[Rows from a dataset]
╔══

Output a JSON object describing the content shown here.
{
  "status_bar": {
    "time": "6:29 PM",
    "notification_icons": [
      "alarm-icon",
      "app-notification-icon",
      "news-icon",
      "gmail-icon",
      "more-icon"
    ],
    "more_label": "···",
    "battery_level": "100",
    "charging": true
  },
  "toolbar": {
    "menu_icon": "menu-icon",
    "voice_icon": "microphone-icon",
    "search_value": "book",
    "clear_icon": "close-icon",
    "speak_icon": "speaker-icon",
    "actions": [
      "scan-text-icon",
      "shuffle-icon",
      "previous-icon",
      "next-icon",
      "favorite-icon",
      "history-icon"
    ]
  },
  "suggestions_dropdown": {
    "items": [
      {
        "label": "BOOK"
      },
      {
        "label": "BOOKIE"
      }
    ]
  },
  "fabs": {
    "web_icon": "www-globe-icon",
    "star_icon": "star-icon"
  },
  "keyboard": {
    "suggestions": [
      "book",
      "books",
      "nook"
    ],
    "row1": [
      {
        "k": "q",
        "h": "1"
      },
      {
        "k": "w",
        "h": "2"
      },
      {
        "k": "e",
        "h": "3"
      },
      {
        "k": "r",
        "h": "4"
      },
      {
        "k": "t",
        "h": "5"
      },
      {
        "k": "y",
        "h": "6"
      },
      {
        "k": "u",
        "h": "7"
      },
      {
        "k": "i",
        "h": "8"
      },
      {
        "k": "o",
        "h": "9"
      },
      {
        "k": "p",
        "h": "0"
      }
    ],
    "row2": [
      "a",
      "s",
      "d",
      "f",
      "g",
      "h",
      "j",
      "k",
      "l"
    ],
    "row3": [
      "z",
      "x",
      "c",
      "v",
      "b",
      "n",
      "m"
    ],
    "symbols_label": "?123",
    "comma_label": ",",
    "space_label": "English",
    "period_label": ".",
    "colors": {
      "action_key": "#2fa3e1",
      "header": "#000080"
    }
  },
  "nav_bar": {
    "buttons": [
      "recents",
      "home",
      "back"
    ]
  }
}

╚══

[OBJECTIVE]
Exactly as shown above, return every record.

[EXERCISE RESULT]
Output a JSON object describing the content shown here.
{
  "status_bar": {
    "time": "6:29 PM",
    "notification_icons": [
      "alarm-icon",
      "app-notification-icon",
      "news-icon",
      "gmail-icon",
      "more-icon"
    ],
    "more_label": "···",
    "battery_level": "100",
    "charging": true
  },
  "toolbar": {
    "menu_icon": "menu-icon",
    "voice_icon": "microphone-icon",
    "search_value": "book",
    "clear_icon": "close-icon",
    "speak_icon": "speaker-icon",
    "actions": [
      "scan-text-icon",
      "shuffle-icon",
      "previous-icon",
      "next-icon",
      "favorite-icon",
      "history-icon"
    ]
  },
  "suggestions_dropdown": {
    "items": [
      {
        "label": "BOOK"
      },
      {
        "label": "BOOKIE"
      }
    ]
  },
  "fabs": {
    "web_icon": "www-globe-icon",
    "star_icon": "star-icon"
  },
  "keyboard": {
    "suggestions": [
      "book",
      "books",
      "nook"
    ],
    "row1": [
      {
        "k": "q",
        "h": "1"
      },
      {
        "k": "w",
        "h": "2"
      },
      {
        "k": "e",
        "h": "3"
      },
      {
        "k": "r",
        "h": "4"
      },
      {
        "k": "t",
        "h": "5"
      },
      {
        "k": "y",
        "h": "6"
      },
      {
        "k": "u",
        "h": "7"
      },
      {
        "k": "i",
        "h": "8"
      },
      {
        "k": "o",
        "h": "9"
      },
      {
        "k": "p",
        "h": "0"
      }
    ],
    "row2": [
      "a",
      "s",
      "d",
      "f",
      "g",
      "h",
      "j",
      "k",
      "l"
    ],
    "row3": [
      "z",
      "x",
      "c",
      "v",
      "b",
      "n",
      "m"
    ],
    "symbols_label": "?123",
    "comma_label": ",",
    "space_label": "English",
    "period_label": ".",
    "colors": {
      "action_key": "#2fa3e1",
      "header": "#000080"
    }
  },
  "nav_bar": {
    "buttons": [
      "recents",
      "home",
      "back"
    ]
  }
}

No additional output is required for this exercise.